### WHAT YOU WILL DO
In the text on psychiatry and military offenders, list the areas to which psychiatric knowledge should be applied, in the stated order of decreasing importance.

### SELECTED EXTRACT

5. Psychiatric knowledge should be brought to bear on the problem of military offenders in the following order of decreasing importance:

a. AWOL [absent without leave] and other less serious violations.
b. Expert testimony when requested in court-martial cases.
c. Rehabilitation center psychiatry.
d. United States Disciplinary Barracks psychiatry.

6. Concurrence is given to the 12 points listed below as psychiatrically important in "The Conference on Rehabilitation of Military Prisoners," Fort Leavenworth, Kans., 14-16 November 1944. Specifically it is recommended that in testimony for the P and S Board a diagnostic label not be made but in lieu of such a diagnosis the individual under consideration should be stated to be "not deemed restorable on NP grounds" or "deemed restorable on NP grounds," followed by a pertinent statement as to the essential psychiatric and personality characteristics of the individual concerned.

a. Establish a classification board to plan and periodically review the rehabilitation program for each individual and the total rehabilitation program. Psychiatric evaluations should contribute to the board decisions.
b. P and S Board should contain complete records on each man, including the findings, claims, dispositions, recommendations, etc.
c. The practice of giving a diagnostic label should be discontinued.
d. Group psychotherapy should be fully utilized.

Document structure recognition data:
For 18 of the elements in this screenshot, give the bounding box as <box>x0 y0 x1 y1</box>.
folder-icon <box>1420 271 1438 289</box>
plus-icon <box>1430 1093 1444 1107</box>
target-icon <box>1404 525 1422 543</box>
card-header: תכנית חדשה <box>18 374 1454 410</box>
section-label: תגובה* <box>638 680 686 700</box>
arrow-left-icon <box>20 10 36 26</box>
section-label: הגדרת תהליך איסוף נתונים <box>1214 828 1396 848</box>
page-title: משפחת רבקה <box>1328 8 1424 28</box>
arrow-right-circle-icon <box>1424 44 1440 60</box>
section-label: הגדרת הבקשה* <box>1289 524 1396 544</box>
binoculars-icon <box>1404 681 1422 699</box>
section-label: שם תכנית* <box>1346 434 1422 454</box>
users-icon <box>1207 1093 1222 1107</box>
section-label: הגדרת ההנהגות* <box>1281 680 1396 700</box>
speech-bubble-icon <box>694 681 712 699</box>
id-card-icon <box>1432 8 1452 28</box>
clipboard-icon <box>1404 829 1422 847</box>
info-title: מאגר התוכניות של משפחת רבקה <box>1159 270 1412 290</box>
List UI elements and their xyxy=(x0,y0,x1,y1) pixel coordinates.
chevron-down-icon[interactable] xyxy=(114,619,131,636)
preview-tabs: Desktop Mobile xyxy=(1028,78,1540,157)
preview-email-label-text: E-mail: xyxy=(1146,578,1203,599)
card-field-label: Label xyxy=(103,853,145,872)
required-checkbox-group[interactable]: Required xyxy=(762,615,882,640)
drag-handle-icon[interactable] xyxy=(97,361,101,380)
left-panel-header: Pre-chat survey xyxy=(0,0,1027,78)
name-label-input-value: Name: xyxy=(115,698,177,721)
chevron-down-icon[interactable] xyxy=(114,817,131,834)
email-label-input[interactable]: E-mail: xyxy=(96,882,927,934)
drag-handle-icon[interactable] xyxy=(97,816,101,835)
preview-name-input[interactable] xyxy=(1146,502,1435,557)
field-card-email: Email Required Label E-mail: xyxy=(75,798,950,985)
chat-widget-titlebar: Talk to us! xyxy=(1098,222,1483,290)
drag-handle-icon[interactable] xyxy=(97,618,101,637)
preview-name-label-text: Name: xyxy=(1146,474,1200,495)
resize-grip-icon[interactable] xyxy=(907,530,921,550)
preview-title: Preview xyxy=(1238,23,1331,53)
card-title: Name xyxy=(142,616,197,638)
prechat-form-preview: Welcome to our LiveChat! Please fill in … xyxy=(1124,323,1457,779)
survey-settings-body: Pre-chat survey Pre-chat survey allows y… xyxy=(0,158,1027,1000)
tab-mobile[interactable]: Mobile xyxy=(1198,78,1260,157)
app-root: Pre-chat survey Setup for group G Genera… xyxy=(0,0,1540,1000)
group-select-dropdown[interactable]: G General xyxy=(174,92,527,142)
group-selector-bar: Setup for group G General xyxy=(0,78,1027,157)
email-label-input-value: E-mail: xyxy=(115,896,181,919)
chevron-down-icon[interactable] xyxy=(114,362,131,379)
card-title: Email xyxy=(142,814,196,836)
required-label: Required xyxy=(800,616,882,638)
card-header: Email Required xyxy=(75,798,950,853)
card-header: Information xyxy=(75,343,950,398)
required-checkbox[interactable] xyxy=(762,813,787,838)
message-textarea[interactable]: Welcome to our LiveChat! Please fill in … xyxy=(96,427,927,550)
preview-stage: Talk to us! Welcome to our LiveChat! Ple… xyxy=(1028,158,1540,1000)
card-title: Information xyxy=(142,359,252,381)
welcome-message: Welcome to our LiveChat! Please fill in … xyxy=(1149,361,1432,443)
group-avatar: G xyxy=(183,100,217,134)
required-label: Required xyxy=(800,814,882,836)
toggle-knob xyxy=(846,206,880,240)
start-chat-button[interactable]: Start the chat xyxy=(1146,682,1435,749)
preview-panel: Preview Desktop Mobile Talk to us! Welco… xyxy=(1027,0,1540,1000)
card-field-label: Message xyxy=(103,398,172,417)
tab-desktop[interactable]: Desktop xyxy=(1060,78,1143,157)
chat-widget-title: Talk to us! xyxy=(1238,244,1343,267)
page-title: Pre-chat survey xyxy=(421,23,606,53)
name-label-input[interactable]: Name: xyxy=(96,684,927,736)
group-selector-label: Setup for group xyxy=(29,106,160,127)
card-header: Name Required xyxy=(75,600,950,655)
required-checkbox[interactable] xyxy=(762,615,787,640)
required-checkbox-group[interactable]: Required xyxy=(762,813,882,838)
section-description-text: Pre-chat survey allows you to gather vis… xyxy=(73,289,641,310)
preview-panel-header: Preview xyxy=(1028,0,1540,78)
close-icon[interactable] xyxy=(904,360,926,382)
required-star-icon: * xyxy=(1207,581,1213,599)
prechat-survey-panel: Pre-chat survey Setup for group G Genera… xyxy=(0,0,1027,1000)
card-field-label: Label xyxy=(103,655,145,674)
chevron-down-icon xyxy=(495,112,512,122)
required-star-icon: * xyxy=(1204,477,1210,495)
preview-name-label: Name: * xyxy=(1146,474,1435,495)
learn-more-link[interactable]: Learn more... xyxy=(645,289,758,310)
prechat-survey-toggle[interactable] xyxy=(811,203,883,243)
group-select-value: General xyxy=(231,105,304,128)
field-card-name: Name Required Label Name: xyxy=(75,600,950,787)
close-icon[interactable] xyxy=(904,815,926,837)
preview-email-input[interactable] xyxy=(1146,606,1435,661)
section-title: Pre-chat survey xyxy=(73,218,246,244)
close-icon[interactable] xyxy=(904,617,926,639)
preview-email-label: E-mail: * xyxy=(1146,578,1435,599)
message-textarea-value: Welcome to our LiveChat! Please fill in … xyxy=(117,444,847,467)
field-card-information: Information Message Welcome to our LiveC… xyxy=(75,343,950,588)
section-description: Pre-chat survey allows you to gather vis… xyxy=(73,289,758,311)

### RESULT FOR THIS EXERCISE
1. AWOL [absent without leave] and other less serious violations
2. Expert testimony when requested in court-martial cases
3. Rehabilitation center psychiatry
4. United States Disciplinary Barracks psychiatry